▶ What needs to be done: Each line that holds the word "muss" counts once; give the total for the records below and nothing else.
= = = = =
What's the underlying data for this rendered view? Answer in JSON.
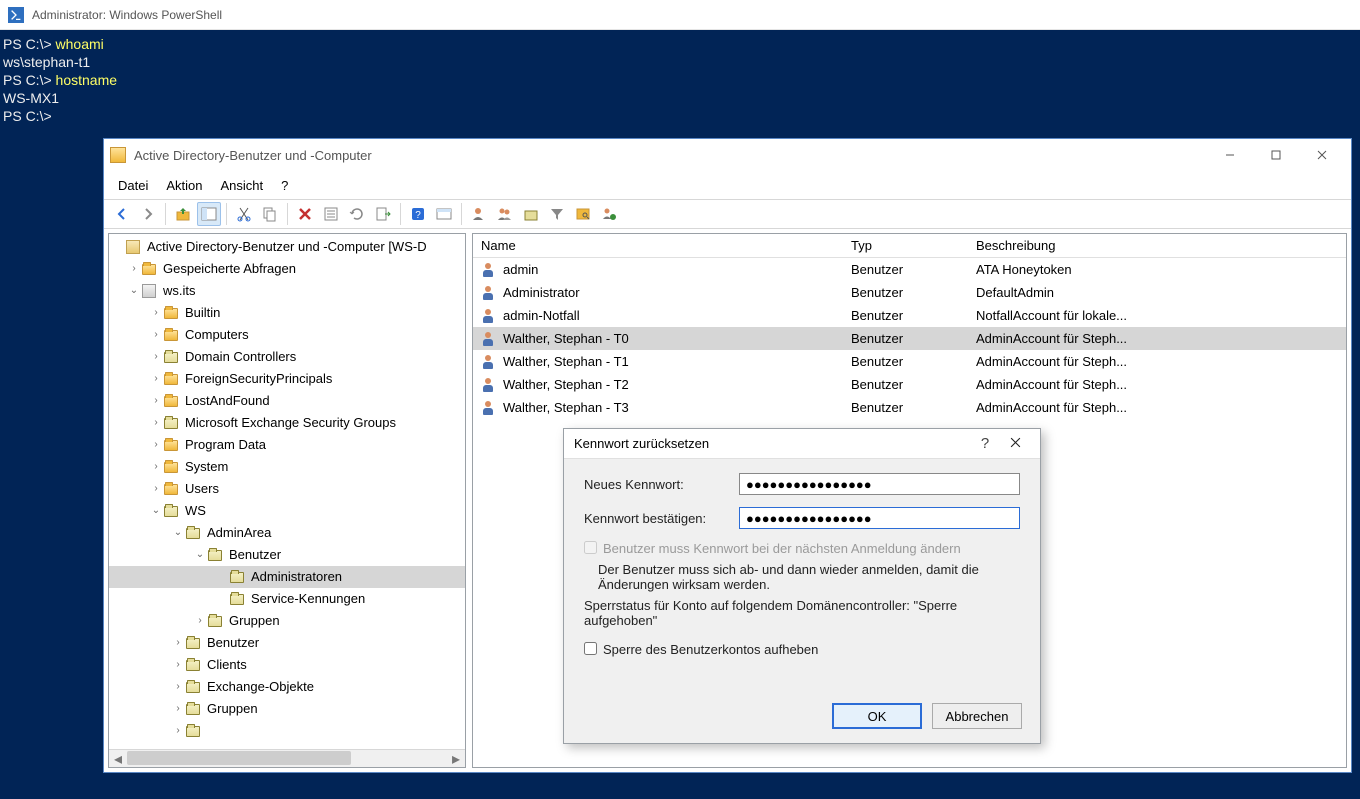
{
  "powershell": {
    "title": "Administrator: Windows PowerShell",
    "prompt": "PS C:\\> ",
    "cmd1": "whoami",
    "out1": "ws\\stephan-t1",
    "cmd2": "hostname",
    "out2": "WS-MX1",
    "prompt_blank": "PS C:\\>"
  },
  "mmc": {
    "title": "Active Directory-Benutzer und -Computer",
    "menu": {
      "file": "Datei",
      "action": "Aktion",
      "view": "Ansicht",
      "help": "?"
    },
    "tree": {
      "root": "Active Directory-Benutzer und -Computer [WS-D",
      "saved": "Gespeicherte Abfragen",
      "domain": "ws.its",
      "builtin": "Builtin",
      "computers": "Computers",
      "dcs": "Domain Controllers",
      "fsp": "ForeignSecurityPrincipals",
      "laf": "LostAndFound",
      "mesg": "Microsoft Exchange Security Groups",
      "pd": "Program Data",
      "system": "System",
      "users": "Users",
      "ws": "WS",
      "adminarea": "AdminArea",
      "benutzer": "Benutzer",
      "administratoren": "Administratoren",
      "servicekennungen": "Service-Kennungen",
      "gruppen": "Gruppen",
      "benutzer2": "Benutzer",
      "clients": "Clients",
      "exchangeobj": "Exchange-Objekte",
      "gruppen2": "Gruppen"
    },
    "columns": {
      "name": "Name",
      "type": "Typ",
      "desc": "Beschreibung"
    },
    "rows": [
      {
        "name": "admin",
        "type": "Benutzer",
        "desc": "ATA Honeytoken"
      },
      {
        "name": "Administrator",
        "type": "Benutzer",
        "desc": "DefaultAdmin"
      },
      {
        "name": "admin-Notfall",
        "type": "Benutzer",
        "desc": "NotfallAccount für lokale..."
      },
      {
        "name": "Walther, Stephan - T0",
        "type": "Benutzer",
        "desc": "AdminAccount für Steph..."
      },
      {
        "name": "Walther, Stephan - T1",
        "type": "Benutzer",
        "desc": "AdminAccount für Steph..."
      },
      {
        "name": "Walther, Stephan - T2",
        "type": "Benutzer",
        "desc": "AdminAccount für Steph..."
      },
      {
        "name": "Walther, Stephan - T3",
        "type": "Benutzer",
        "desc": "AdminAccount für Steph..."
      }
    ]
  },
  "dialog": {
    "title": "Kennwort zurücksetzen",
    "new_pw_label": "Neues Kennwort:",
    "confirm_pw_label": "Kennwort bestätigen:",
    "new_pw_value": "●●●●●●●●●●●●●●●●",
    "confirm_pw_value": "●●●●●●●●●●●●●●●●",
    "chk_must_change": "Benutzer muss Kennwort bei der nächsten Anmeldung ändern",
    "note1": "Der Benutzer muss sich ab- und dann wieder anmelden, damit die Änderungen wirksam werden.",
    "note2": "Sperrstatus für Konto auf folgendem Domänencontroller: \"Sperre aufgehoben\"",
    "chk_unlock": "Sperre des Benutzerkontos aufheben",
    "ok": "OK",
    "cancel": "Abbrechen"
  }
}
= = = = =
▶ Result below: 2